Problem requirements -
Can you rewrite everything in the listing from the line containing "Detect and localize" down to the line containing "- close-button[interactable]: ✕: [1424, 20, 1456, 38]", with "close-button" renamed to "dismiss-button" and all else left unchanged?

* begin Given records *

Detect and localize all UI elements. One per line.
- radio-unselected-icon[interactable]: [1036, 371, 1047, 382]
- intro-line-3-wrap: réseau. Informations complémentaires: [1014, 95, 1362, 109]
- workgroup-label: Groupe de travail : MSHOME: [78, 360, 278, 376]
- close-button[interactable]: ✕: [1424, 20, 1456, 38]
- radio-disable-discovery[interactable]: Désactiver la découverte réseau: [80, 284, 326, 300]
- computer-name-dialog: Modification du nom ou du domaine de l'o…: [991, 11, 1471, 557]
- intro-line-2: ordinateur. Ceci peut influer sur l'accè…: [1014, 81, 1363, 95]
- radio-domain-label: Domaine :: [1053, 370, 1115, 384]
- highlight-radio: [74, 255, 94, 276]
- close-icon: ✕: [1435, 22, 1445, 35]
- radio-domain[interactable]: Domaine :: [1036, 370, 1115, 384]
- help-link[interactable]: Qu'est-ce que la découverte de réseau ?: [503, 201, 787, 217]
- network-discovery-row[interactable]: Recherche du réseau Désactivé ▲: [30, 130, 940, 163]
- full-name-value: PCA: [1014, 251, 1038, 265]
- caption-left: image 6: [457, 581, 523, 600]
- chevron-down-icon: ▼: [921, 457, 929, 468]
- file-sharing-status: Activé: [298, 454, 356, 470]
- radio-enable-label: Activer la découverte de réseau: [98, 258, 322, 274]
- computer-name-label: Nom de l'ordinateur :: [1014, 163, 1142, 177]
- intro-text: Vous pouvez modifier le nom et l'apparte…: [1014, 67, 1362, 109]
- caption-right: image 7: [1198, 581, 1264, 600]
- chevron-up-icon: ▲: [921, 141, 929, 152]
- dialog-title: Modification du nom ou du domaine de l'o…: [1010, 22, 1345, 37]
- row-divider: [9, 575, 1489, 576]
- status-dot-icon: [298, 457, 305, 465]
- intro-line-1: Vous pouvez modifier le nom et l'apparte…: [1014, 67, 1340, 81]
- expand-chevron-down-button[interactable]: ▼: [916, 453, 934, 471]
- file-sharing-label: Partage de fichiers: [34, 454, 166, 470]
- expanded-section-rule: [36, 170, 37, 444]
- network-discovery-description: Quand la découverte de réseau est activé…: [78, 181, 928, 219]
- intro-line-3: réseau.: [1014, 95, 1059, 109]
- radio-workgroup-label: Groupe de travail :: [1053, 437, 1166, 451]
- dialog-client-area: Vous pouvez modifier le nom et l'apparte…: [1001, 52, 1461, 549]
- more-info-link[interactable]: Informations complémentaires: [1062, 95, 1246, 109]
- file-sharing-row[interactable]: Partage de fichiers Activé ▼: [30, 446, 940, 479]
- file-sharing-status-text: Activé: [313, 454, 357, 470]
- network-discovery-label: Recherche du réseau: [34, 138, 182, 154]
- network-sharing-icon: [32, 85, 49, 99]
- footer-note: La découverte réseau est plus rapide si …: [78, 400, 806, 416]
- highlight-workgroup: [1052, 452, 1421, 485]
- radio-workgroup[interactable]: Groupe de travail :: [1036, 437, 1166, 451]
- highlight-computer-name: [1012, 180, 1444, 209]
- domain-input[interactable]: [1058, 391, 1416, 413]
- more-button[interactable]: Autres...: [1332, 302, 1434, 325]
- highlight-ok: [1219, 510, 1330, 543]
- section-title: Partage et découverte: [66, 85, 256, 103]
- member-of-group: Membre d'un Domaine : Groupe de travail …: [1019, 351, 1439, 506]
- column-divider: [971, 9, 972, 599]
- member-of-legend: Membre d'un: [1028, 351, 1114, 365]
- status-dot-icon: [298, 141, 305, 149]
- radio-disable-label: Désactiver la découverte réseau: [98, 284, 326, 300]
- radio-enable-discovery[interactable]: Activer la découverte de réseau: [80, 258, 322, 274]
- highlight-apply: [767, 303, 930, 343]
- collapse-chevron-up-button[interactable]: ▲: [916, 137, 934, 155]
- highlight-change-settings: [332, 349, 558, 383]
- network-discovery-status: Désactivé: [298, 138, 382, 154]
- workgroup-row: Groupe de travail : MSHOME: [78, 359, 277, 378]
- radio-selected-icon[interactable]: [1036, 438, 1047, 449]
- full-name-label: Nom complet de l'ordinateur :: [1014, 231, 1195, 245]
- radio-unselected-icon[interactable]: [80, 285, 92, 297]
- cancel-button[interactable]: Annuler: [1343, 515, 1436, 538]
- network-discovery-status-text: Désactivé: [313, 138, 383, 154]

* end Given records *
* begin Given records *

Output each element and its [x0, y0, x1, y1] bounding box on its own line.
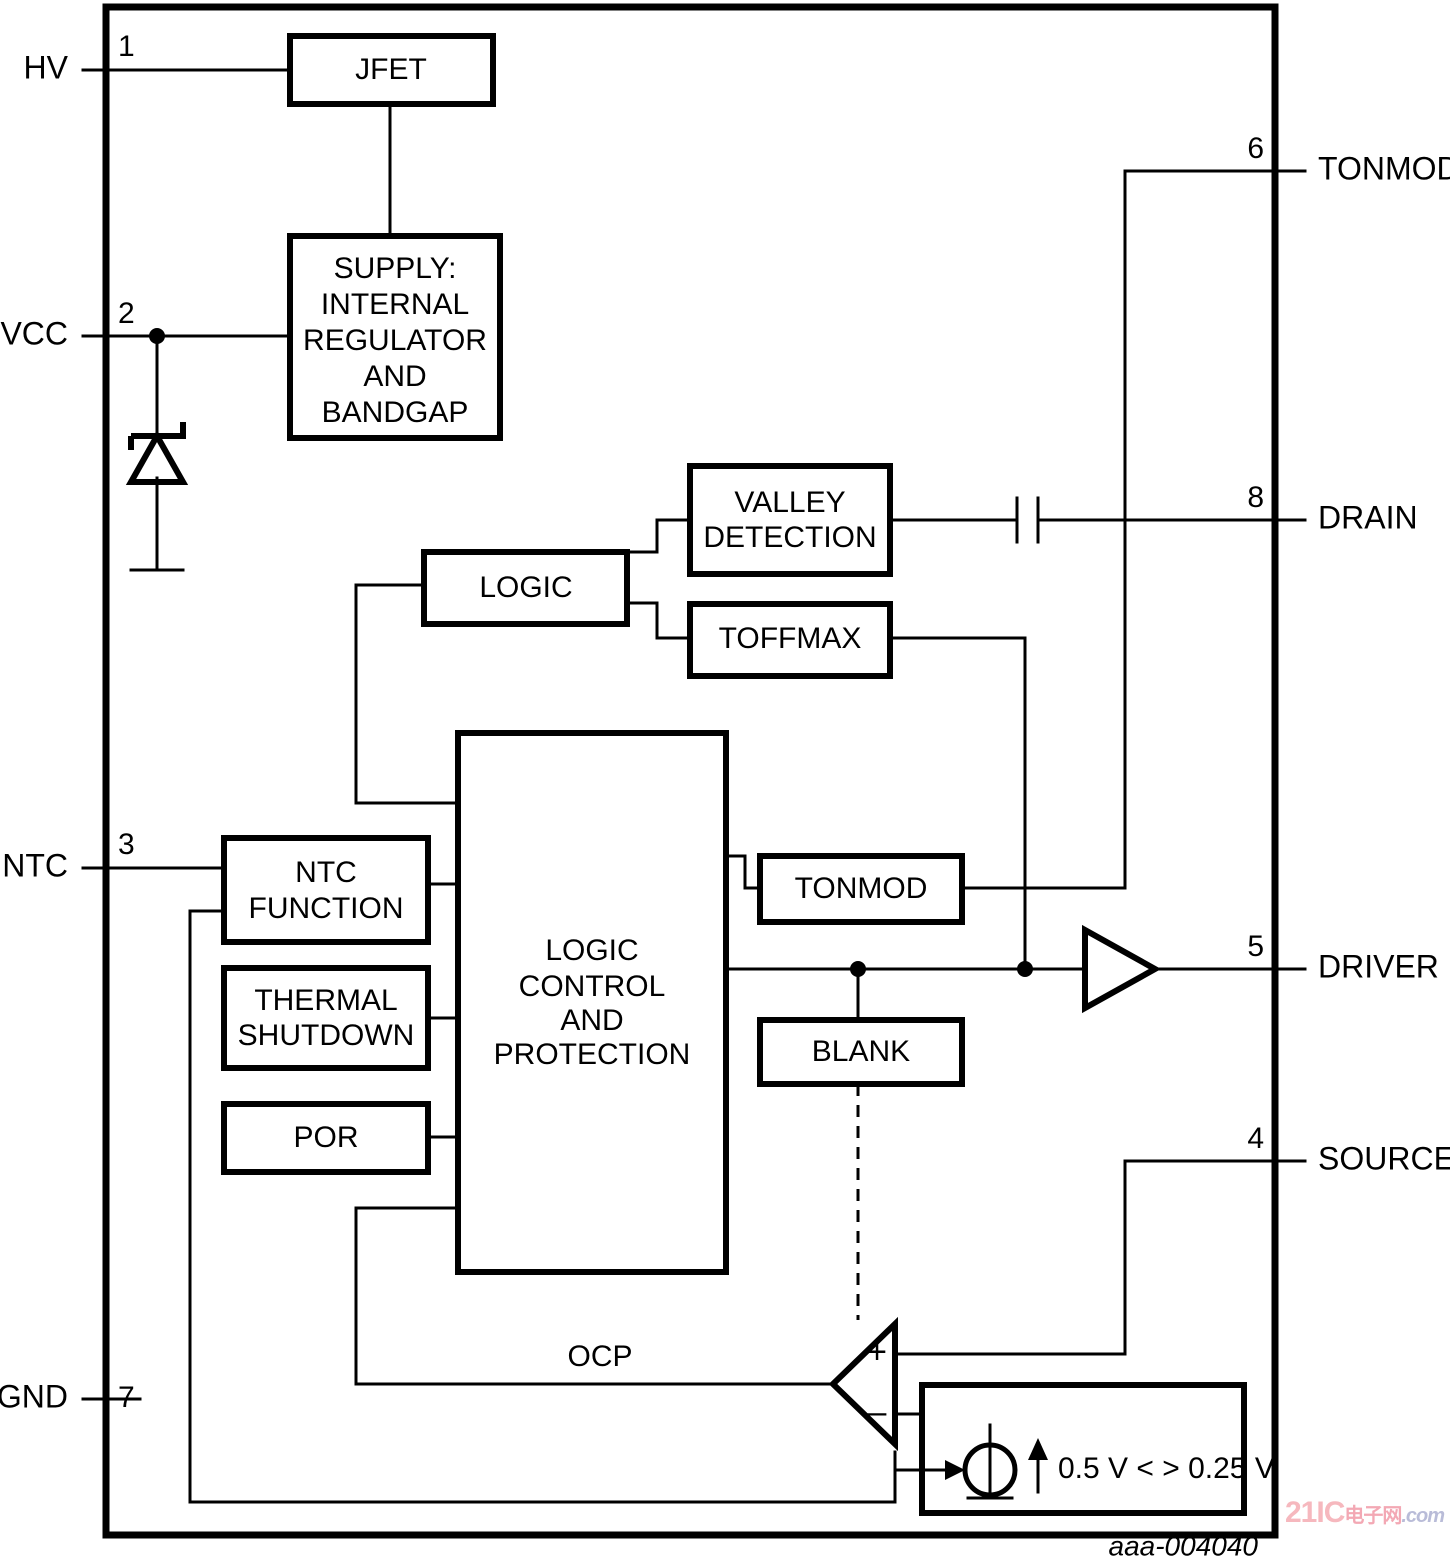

* end Given records *

Task result -
Detect and localize all UI elements. One per line.
- radio-unselected-icon[interactable]: [1036, 371, 1047, 382]
- intro-line-3-wrap: réseau. Informations complémentaires: [1014, 95, 1362, 109]
- workgroup-label: Groupe de travail : MSHOME: [78, 360, 278, 376]
- dismiss-button[interactable]: ✕: [1424, 20, 1456, 38]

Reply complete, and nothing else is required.